Exercise task -
Write out all records as given; omit images.
====================
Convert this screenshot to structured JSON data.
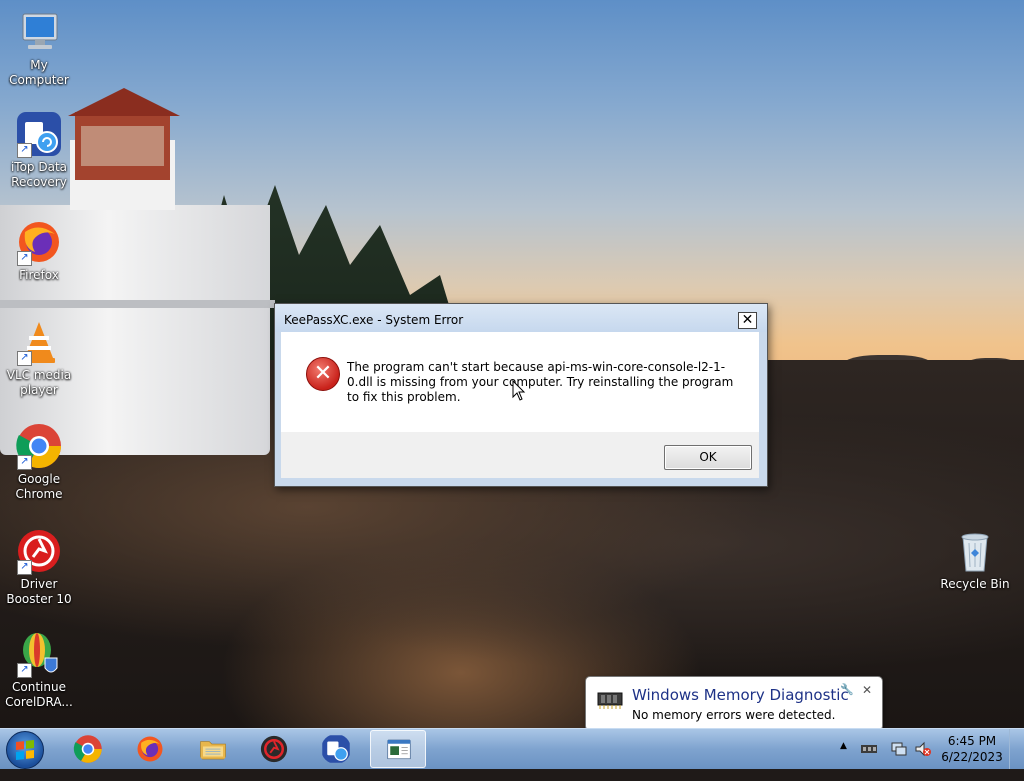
{
  "desktop": {
    "icons": [
      {
        "label": "My Computer",
        "icon": "computer-icon"
      },
      {
        "label": "iTop Data Recovery",
        "icon": "data-recovery-icon"
      },
      {
        "label": "Firefox",
        "icon": "firefox-icon"
      },
      {
        "label": "VLC media player",
        "icon": "vlc-icon"
      },
      {
        "label": "Google Chrome",
        "icon": "chrome-icon"
      },
      {
        "label": "Driver Booster 10",
        "icon": "driver-booster-icon"
      },
      {
        "label": "Continue CorelDRA...",
        "icon": "coreldraw-icon"
      }
    ],
    "recycle_bin": {
      "label": "Recycle Bin",
      "icon": "recycle-bin-icon"
    }
  },
  "dialog": {
    "title": "KeePassXC.exe - System Error",
    "close_glyph": "✕",
    "message": "The program can't start because api-ms-win-core-console-l2-1-0.dll is missing from your computer. Try reinstalling the program to fix this problem.",
    "ok_label": "OK",
    "icon": "error-icon"
  },
  "balloon": {
    "title": "Windows Memory Diagnostic",
    "text": "No memory errors were detected.",
    "close_glyph": "✕",
    "pin_glyph": "🔧"
  },
  "taskbar": {
    "pinned": [
      {
        "name": "chrome",
        "icon": "chrome-icon"
      },
      {
        "name": "firefox",
        "icon": "firefox-icon"
      },
      {
        "name": "explorer",
        "icon": "folder-icon"
      },
      {
        "name": "driver-booster",
        "icon": "driver-booster-icon"
      },
      {
        "name": "itop",
        "icon": "data-recovery-icon"
      },
      {
        "name": "keepassxc-error",
        "icon": "window-icon",
        "active": true
      }
    ],
    "tray": {
      "up_arrow": "▲",
      "time": "6:45 PM",
      "date": "6/22/2023"
    }
  },
  "colors": {
    "taskbar": "#7fa3cf",
    "dialog_frame": "#c9d9ec",
    "error_red": "#c9221b",
    "balloon_title": "#1e3287"
  }
}
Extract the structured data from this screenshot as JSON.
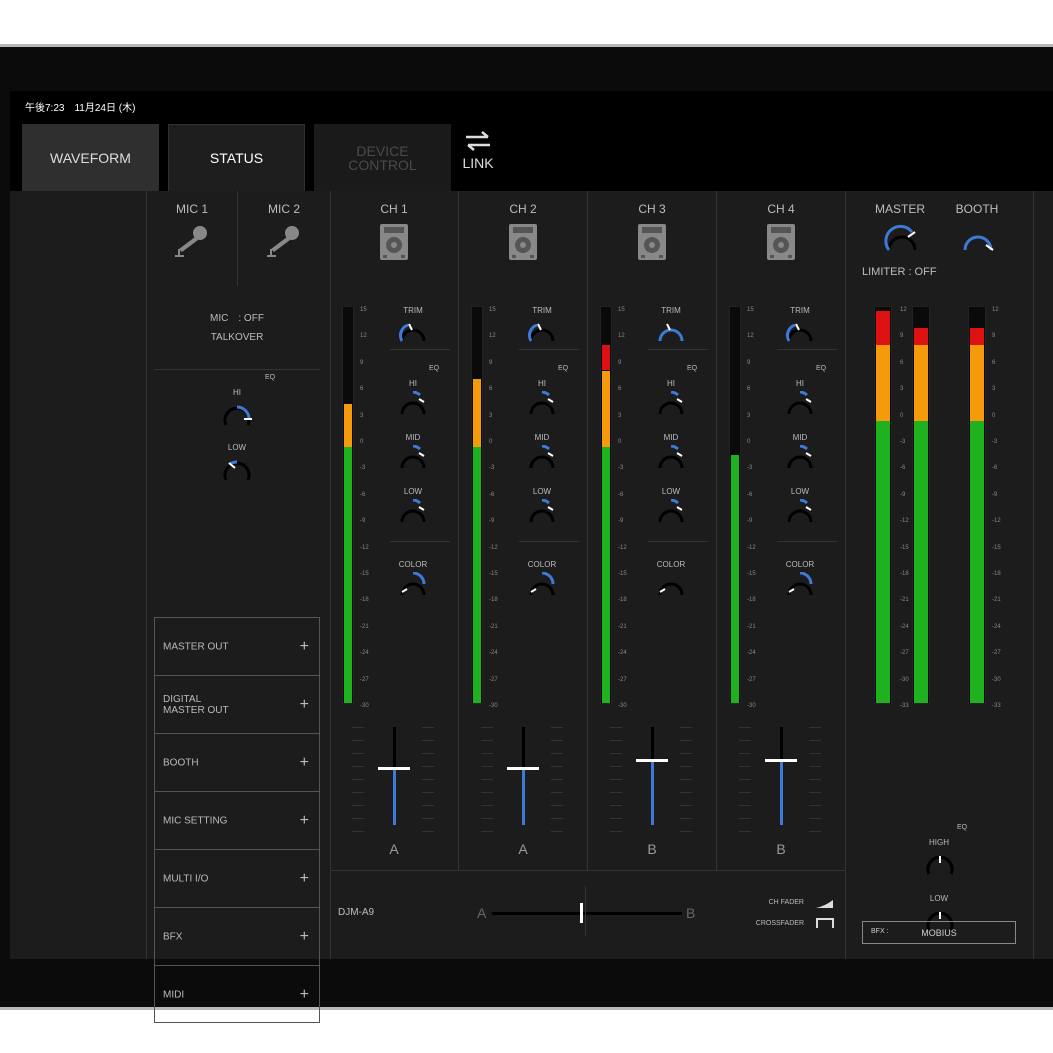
{
  "status_bar": {
    "clock": "午後7:23　11月24日 (木)"
  },
  "tabs": [
    {
      "label": "WAVEFORM"
    },
    {
      "label": "STATUS"
    },
    {
      "label_line1": "DEVICE",
      "label_line2": "CONTROL"
    }
  ],
  "link": {
    "label": "LINK"
  },
  "mic": {
    "mic1": "MIC 1",
    "mic2": "MIC 2",
    "status": "MIC　: OFF",
    "talkover": "TALKOVER",
    "eq": "EQ",
    "hi": "HI",
    "low": "LOW"
  },
  "menu": [
    {
      "label": "MASTER OUT"
    },
    {
      "label": "DIGITAL\nMASTER OUT"
    },
    {
      "label": "BOOTH"
    },
    {
      "label": "MIC SETTING"
    },
    {
      "label": "MULTI I/O"
    },
    {
      "label": "BFX"
    },
    {
      "label": "MIDI"
    }
  ],
  "channels": [
    {
      "name": "CH 1",
      "assign": "A",
      "level_db": 5,
      "fader": 0.58
    },
    {
      "name": "CH 2",
      "assign": "A",
      "level_db": 8,
      "fader": 0.58
    },
    {
      "name": "CH 3",
      "assign": "B",
      "level_db": 12,
      "fader": 0.66
    },
    {
      "name": "CH 4",
      "assign": "B",
      "level_db": -1,
      "fader": 0.66
    }
  ],
  "channel_knobs": {
    "trim": "TRIM",
    "eq": "EQ",
    "hi": "HI",
    "mid": "MID",
    "low": "LOW",
    "color": "COLOR"
  },
  "meter_scale": [
    "15",
    "12",
    "9",
    "6",
    "3",
    "0",
    "-3",
    "-6",
    "-9",
    "-12",
    "-15",
    "-18",
    "-21",
    "-24",
    "-27",
    "-30"
  ],
  "master_scale": [
    "12",
    "9",
    "6",
    "3",
    "0",
    "-3",
    "-6",
    "-9",
    "-12",
    "-15",
    "-18",
    "-21",
    "-24",
    "-27",
    "-30",
    "-33"
  ],
  "master": {
    "label": "MASTER",
    "booth": "BOOTH",
    "limiter": "LIMITER : OFF",
    "eq": "EQ",
    "high": "HIGH",
    "low": "LOW",
    "bfx_label": "BFX :",
    "bfx_value": "MOBIUS"
  },
  "crossfader": {
    "model": "DJM-A9",
    "a": "A",
    "b": "B",
    "ch_fader": "CH FADER",
    "crossfader": "CROSSFADER"
  },
  "colors": {
    "green": "#1fb21f",
    "orange": "#f59a0a",
    "red": "#d11",
    "knob": "#3d7ad8"
  }
}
====================
Exercise solution -
Convert this screenshot to structured JSON data.
{
  "desktop": {
    "icons": [
      {
        "label": "My Computer",
        "icon": "computer-icon"
      },
      {
        "label": "iTop Data Recovery",
        "icon": "data-recovery-icon"
      },
      {
        "label": "Firefox",
        "icon": "firefox-icon"
      },
      {
        "label": "VLC media player",
        "icon": "vlc-icon"
      },
      {
        "label": "Google Chrome",
        "icon": "chrome-icon"
      },
      {
        "label": "Driver Booster 10",
        "icon": "driver-booster-icon"
      },
      {
        "label": "Continue CorelDRA...",
        "icon": "coreldraw-icon"
      }
    ],
    "recycle_bin": {
      "label": "Recycle Bin",
      "icon": "recycle-bin-icon"
    }
  },
  "dialog": {
    "title": "KeePassXC.exe - System Error",
    "close_glyph": "✕",
    "message": "The program can't start because api-ms-win-core-console-l2-1-0.dll is missing from your computer. Try reinstalling the program to fix this problem.",
    "ok_label": "OK",
    "icon": "error-icon"
  },
  "balloon": {
    "title": "Windows Memory Diagnostic",
    "text": "No memory errors were detected.",
    "close_glyph": "✕",
    "pin_glyph": "🔧"
  },
  "taskbar": {
    "pinned": [
      {
        "name": "chrome",
        "icon": "chrome-icon"
      },
      {
        "name": "firefox",
        "icon": "firefox-icon"
      },
      {
        "name": "explorer",
        "icon": "folder-icon"
      },
      {
        "name": "driver-booster",
        "icon": "driver-booster-icon"
      },
      {
        "name": "itop",
        "icon": "data-recovery-icon"
      },
      {
        "name": "keepassxc-error",
        "icon": "window-icon",
        "active": true
      }
    ],
    "tray": {
      "up_arrow": "▲",
      "time": "6:45 PM",
      "date": "6/22/2023"
    }
  },
  "colors": {
    "taskbar": "#7fa3cf",
    "dialog_frame": "#c9d9ec",
    "error_red": "#c9221b",
    "balloon_title": "#1e3287"
  }
}
Extract the structured data from this screenshot as JSON.
{
  "status_bar": {
    "clock": "午後7:23　11月24日 (木)"
  },
  "tabs": [
    {
      "label": "WAVEFORM"
    },
    {
      "label": "STATUS"
    },
    {
      "label_line1": "DEVICE",
      "label_line2": "CONTROL"
    }
  ],
  "link": {
    "label": "LINK"
  },
  "mic": {
    "mic1": "MIC 1",
    "mic2": "MIC 2",
    "status": "MIC　: OFF",
    "talkover": "TALKOVER",
    "eq": "EQ",
    "hi": "HI",
    "low": "LOW"
  },
  "menu": [
    {
      "label": "MASTER OUT"
    },
    {
      "label": "DIGITAL\nMASTER OUT"
    },
    {
      "label": "BOOTH"
    },
    {
      "label": "MIC SETTING"
    },
    {
      "label": "MULTI I/O"
    },
    {
      "label": "BFX"
    },
    {
      "label": "MIDI"
    }
  ],
  "channels": [
    {
      "name": "CH 1",
      "assign": "A",
      "level_db": 5,
      "fader": 0.58
    },
    {
      "name": "CH 2",
      "assign": "A",
      "level_db": 8,
      "fader": 0.58
    },
    {
      "name": "CH 3",
      "assign": "B",
      "level_db": 12,
      "fader": 0.66
    },
    {
      "name": "CH 4",
      "assign": "B",
      "level_db": -1,
      "fader": 0.66
    }
  ],
  "channel_knobs": {
    "trim": "TRIM",
    "eq": "EQ",
    "hi": "HI",
    "mid": "MID",
    "low": "LOW",
    "color": "COLOR"
  },
  "meter_scale": [
    "15",
    "12",
    "9",
    "6",
    "3",
    "0",
    "-3",
    "-6",
    "-9",
    "-12",
    "-15",
    "-18",
    "-21",
    "-24",
    "-27",
    "-30"
  ],
  "master_scale": [
    "12",
    "9",
    "6",
    "3",
    "0",
    "-3",
    "-6",
    "-9",
    "-12",
    "-15",
    "-18",
    "-21",
    "-24",
    "-27",
    "-30",
    "-33"
  ],
  "master": {
    "label": "MASTER",
    "booth": "BOOTH",
    "limiter": "LIMITER : OFF",
    "eq": "EQ",
    "high": "HIGH",
    "low": "LOW",
    "bfx_label": "BFX :",
    "bfx_value": "MOBIUS"
  },
  "crossfader": {
    "model": "DJM-A9",
    "a": "A",
    "b": "B",
    "ch_fader": "CH FADER",
    "crossfader": "CROSSFADER"
  },
  "colors": {
    "green": "#1fb21f",
    "orange": "#f59a0a",
    "red": "#d11",
    "knob": "#3d7ad8"
  }
}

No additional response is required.